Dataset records
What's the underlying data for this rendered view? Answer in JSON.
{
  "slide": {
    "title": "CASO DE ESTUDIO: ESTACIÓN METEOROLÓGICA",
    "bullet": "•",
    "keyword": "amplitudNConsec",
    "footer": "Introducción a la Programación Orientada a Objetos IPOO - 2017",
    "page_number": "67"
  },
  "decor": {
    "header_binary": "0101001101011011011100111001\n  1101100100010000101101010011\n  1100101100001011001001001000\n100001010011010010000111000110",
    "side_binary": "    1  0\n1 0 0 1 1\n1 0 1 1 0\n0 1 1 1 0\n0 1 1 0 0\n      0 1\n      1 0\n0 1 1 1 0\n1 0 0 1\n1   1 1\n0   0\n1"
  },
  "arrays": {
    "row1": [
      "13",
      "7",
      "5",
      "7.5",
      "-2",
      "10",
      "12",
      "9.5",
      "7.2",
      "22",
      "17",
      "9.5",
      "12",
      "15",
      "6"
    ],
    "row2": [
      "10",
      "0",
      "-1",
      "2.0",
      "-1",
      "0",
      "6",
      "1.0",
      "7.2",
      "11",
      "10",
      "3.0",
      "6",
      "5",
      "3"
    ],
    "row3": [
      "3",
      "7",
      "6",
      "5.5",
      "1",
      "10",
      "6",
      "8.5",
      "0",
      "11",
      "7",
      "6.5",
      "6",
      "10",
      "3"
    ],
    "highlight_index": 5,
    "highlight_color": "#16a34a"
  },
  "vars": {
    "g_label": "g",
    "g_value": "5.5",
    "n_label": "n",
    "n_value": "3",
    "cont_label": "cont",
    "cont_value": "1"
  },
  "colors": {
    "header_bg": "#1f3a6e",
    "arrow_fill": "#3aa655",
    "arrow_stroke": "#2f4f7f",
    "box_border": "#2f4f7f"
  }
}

EXERCISE BRIEF - Reproduce all of the records exactly.

ANSWER TO THE TASK -
What's the underlying data for this rendered view? Answer in JSON.
{
  "slide": {
    "title": "CASO DE ESTUDIO: ESTACIÓN METEOROLÓGICA",
    "bullet": "•",
    "keyword": "amplitudNConsec",
    "footer": "Introducción a la Programación Orientada a Objetos IPOO - 2017",
    "page_number": "67"
  },
  "decor": {
    "header_binary": "0101001101011011011100111001\n  1101100100010000101101010011\n  1100101100001011001001001000\n100001010011010010000111000110",
    "side_binary": "    1  0\n1 0 0 1 1\n1 0 1 1 0\n0 1 1 1 0\n0 1 1 0 0\n      0 1\n      1 0\n0 1 1 1 0\n1 0 0 1\n1   1 1\n0   0\n1"
  },
  "arrays": {
    "row1": [
      "13",
      "7",
      "5",
      "7.5",
      "-2",
      "10",
      "12",
      "9.5",
      "7.2",
      "22",
      "17",
      "9.5",
      "12",
      "15",
      "6"
    ],
    "row2": [
      "10",
      "0",
      "-1",
      "2.0",
      "-1",
      "0",
      "6",
      "1.0",
      "7.2",
      "11",
      "10",
      "3.0",
      "6",
      "5",
      "3"
    ],
    "row3": [
      "3",
      "7",
      "6",
      "5.5",
      "1",
      "10",
      "6",
      "8.5",
      "0",
      "11",
      "7",
      "6.5",
      "6",
      "10",
      "3"
    ],
    "highlight_index": 5,
    "highlight_color": "#16a34a"
  },
  "vars": {
    "g_label": "g",
    "g_value": "5.5",
    "n_label": "n",
    "n_value": "3",
    "cont_label": "cont",
    "cont_value": "1"
  },
  "colors": {
    "header_bg": "#1f3a6e",
    "arrow_fill": "#3aa655",
    "arrow_stroke": "#2f4f7f",
    "box_border": "#2f4f7f"
  }
}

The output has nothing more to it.